Exercise » Gather the lines that hold the string "구성품이".

Working data »

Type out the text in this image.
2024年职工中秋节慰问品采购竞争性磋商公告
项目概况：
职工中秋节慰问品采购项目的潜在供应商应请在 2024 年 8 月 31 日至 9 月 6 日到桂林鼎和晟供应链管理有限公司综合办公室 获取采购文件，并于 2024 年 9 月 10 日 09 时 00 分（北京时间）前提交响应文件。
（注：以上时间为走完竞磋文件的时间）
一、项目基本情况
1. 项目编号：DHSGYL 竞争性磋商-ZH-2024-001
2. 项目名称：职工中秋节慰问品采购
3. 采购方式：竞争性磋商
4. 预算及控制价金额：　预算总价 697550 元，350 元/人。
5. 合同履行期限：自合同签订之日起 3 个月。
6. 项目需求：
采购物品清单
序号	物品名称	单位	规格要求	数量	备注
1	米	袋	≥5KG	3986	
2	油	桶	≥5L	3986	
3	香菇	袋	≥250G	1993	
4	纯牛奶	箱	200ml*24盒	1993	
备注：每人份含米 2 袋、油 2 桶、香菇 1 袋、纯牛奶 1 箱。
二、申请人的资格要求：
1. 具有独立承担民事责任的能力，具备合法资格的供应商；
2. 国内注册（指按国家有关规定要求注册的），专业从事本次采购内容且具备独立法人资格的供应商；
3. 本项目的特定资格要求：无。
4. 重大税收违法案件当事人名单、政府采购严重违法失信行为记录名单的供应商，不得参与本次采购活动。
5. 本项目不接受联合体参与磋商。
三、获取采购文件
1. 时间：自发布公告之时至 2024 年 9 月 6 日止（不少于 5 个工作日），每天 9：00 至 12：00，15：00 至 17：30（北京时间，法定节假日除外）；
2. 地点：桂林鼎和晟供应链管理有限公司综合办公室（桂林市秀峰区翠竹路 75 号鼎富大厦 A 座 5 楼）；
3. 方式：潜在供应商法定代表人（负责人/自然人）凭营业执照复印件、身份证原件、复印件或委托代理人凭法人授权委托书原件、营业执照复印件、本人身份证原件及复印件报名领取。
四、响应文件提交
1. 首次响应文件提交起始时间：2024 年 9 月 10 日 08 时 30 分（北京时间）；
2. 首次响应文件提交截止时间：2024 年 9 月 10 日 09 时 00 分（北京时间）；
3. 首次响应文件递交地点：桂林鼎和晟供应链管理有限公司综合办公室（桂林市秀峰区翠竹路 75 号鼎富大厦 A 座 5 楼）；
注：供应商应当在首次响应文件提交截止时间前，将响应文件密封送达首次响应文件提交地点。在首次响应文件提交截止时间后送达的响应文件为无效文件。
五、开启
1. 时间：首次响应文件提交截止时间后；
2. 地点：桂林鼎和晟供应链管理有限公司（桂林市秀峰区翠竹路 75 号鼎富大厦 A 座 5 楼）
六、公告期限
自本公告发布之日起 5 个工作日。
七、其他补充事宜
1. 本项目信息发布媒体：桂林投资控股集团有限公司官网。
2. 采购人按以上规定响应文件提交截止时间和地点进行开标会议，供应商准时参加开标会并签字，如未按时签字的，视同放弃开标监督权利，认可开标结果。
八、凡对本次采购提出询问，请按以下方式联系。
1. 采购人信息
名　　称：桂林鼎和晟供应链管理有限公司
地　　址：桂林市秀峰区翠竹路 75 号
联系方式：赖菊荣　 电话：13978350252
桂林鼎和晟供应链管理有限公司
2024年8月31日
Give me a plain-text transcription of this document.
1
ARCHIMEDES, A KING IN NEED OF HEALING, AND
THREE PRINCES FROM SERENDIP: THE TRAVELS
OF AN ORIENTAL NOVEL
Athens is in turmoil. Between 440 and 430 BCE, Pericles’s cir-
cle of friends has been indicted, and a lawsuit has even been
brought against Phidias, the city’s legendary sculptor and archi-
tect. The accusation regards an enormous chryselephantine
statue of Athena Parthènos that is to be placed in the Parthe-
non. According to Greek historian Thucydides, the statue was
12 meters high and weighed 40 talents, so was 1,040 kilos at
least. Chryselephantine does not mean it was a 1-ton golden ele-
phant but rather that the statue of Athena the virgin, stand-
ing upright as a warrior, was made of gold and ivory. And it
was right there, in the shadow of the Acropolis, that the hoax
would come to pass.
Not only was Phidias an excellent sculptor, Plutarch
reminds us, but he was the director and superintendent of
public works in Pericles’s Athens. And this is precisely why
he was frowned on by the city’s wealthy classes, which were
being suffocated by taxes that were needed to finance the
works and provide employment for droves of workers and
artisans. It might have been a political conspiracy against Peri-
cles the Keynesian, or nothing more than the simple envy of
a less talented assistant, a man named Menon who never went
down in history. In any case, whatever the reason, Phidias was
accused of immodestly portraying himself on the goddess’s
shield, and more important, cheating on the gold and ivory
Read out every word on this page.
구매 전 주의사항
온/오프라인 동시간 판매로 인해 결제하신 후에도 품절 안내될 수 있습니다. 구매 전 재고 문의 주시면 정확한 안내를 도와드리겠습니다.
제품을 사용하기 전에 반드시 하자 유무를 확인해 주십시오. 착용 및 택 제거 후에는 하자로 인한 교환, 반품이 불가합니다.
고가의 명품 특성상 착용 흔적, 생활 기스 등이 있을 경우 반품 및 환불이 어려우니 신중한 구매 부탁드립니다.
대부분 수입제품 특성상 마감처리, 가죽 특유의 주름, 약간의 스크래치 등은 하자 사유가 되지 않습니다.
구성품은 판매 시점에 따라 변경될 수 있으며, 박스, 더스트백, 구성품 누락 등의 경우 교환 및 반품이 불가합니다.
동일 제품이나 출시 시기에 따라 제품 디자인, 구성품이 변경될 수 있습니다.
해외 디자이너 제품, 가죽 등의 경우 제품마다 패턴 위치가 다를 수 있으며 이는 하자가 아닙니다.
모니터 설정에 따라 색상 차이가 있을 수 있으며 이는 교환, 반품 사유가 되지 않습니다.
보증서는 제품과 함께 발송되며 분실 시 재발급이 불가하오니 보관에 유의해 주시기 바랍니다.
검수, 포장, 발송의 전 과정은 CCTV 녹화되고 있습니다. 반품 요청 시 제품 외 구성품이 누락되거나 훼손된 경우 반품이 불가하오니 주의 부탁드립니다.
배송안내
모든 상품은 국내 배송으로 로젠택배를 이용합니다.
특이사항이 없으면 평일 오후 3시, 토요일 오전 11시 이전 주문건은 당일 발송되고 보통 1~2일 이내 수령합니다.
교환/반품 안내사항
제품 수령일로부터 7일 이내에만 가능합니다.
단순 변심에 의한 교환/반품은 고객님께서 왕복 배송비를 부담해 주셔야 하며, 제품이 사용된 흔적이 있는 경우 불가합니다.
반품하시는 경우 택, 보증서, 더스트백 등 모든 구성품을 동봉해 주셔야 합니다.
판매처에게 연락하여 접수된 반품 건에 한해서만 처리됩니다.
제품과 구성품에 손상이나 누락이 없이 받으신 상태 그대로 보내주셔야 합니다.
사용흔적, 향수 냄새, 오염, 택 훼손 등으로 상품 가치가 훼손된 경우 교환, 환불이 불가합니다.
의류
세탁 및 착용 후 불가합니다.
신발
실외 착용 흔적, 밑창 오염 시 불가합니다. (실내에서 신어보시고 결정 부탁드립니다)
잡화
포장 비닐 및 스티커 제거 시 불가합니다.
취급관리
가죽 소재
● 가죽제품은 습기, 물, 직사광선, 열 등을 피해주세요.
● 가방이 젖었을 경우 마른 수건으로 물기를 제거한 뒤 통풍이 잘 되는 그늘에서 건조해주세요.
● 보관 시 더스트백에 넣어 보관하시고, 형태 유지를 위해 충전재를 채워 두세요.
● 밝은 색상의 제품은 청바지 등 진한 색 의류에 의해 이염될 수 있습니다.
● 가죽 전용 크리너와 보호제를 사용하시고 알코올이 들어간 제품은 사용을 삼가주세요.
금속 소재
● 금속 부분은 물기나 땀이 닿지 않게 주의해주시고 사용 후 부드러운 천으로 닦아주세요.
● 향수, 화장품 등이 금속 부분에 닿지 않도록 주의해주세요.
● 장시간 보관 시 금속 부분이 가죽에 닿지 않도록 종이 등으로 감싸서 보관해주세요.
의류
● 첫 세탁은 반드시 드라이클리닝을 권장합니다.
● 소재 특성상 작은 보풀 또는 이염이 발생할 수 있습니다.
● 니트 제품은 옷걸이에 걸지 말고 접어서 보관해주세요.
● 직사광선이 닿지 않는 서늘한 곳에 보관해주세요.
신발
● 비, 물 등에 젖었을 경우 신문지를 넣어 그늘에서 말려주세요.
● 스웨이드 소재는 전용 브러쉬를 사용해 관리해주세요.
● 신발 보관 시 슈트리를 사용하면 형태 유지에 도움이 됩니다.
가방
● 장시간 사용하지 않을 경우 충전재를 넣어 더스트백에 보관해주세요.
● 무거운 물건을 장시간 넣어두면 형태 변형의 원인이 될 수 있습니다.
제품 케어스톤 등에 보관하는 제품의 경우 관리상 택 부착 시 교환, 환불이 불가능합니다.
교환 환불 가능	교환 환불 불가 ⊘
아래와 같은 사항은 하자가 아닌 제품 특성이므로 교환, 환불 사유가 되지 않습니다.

Finished exercise »
동일 제품이나 출시 시기에 따라 제품 디자인, 구성품이 변경될 수 있습니다.
검수, 포장, 발송의 전 과정은 CCTV 녹화되고 있습니다. 반품 요청 시 제품 외 구성품이 누락되거나 훼손된 경우 반품이 불가하오니 주의 부탁드립니다.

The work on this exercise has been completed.